## Task directions
Show each line that has the string "JSON" in it.

Some records:
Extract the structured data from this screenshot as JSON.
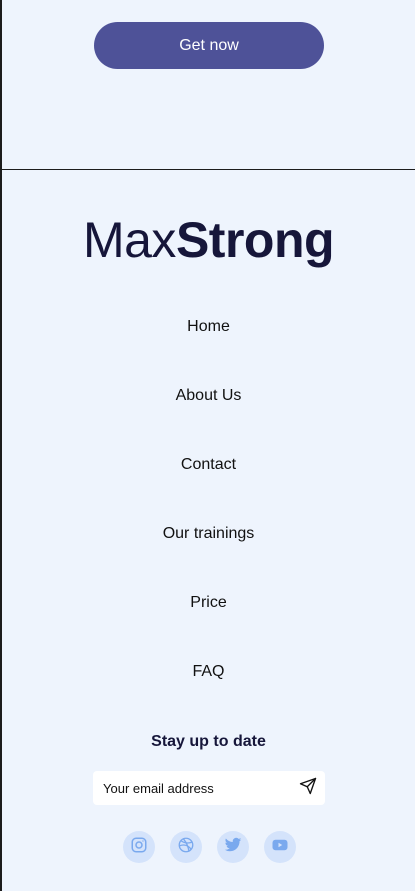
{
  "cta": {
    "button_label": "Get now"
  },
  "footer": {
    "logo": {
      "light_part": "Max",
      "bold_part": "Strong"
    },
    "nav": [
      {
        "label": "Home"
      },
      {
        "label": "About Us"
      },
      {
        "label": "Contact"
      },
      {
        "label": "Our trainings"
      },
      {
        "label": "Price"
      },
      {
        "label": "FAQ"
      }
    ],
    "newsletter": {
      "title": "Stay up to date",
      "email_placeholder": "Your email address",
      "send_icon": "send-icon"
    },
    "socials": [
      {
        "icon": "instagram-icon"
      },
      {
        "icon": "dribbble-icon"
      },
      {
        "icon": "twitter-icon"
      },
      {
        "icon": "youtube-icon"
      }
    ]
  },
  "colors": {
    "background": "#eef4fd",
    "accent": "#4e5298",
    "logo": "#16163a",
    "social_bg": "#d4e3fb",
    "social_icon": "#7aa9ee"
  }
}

--

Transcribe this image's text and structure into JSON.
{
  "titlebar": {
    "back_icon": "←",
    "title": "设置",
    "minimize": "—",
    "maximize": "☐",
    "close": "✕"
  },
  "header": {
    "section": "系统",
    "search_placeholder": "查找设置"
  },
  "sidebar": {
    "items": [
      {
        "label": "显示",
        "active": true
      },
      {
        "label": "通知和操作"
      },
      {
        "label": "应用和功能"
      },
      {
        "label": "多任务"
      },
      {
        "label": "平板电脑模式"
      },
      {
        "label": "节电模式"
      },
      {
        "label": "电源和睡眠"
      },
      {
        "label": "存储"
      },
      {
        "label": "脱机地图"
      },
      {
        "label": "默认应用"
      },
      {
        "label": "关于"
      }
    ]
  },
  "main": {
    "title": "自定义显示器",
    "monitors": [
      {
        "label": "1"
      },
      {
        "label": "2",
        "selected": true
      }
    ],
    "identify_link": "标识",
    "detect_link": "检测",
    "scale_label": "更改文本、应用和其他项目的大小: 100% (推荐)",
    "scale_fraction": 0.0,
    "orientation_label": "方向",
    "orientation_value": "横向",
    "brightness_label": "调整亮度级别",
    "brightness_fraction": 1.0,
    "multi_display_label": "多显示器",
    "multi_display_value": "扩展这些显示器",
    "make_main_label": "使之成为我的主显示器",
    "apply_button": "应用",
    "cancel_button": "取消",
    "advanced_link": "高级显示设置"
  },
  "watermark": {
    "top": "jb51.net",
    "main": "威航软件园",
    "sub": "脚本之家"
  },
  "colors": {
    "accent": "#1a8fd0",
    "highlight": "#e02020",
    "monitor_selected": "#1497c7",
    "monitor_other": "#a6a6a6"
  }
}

==

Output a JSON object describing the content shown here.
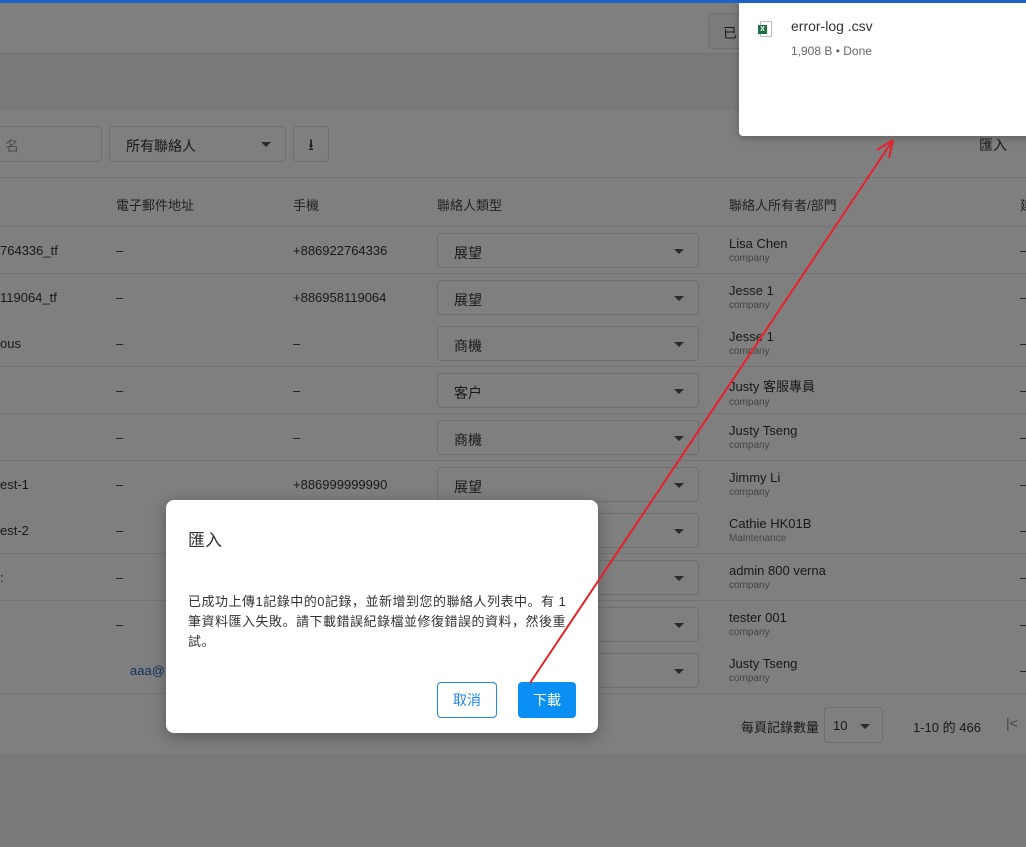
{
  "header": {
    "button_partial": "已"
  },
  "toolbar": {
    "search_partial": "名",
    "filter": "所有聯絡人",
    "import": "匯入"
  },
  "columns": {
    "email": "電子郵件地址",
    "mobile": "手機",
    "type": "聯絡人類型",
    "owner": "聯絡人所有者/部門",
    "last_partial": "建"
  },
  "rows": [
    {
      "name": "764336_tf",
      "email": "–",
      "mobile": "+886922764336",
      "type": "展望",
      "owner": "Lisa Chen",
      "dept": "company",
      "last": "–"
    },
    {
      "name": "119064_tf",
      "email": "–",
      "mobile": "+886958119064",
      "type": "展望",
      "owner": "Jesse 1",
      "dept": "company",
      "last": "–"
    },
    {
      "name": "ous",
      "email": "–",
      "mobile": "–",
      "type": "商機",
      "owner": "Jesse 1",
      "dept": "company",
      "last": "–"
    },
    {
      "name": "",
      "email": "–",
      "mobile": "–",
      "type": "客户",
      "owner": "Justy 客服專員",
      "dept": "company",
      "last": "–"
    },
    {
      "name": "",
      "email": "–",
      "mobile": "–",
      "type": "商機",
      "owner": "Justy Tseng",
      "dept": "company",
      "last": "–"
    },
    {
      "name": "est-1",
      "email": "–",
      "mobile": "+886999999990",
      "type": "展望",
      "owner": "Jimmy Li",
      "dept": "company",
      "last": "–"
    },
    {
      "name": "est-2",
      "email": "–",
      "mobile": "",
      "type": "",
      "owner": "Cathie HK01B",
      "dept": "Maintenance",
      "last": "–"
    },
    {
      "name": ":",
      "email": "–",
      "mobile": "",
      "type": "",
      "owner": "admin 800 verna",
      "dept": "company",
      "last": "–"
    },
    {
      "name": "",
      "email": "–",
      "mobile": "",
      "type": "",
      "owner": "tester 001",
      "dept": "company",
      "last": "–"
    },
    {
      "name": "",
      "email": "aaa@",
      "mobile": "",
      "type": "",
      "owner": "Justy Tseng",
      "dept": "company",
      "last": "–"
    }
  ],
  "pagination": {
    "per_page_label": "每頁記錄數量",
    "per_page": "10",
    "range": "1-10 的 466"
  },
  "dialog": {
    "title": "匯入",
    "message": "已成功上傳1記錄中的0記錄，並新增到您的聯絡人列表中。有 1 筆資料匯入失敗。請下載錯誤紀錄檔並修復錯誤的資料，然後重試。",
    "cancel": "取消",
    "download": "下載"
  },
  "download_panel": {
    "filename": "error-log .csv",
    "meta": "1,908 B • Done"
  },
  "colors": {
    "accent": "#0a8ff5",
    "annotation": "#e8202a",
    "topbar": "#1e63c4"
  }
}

## Task response
Extract the structured data from this screenshot as JSON.
Transcribe this image's text and structure into JSON.
Output a JSON object describing the content shown here.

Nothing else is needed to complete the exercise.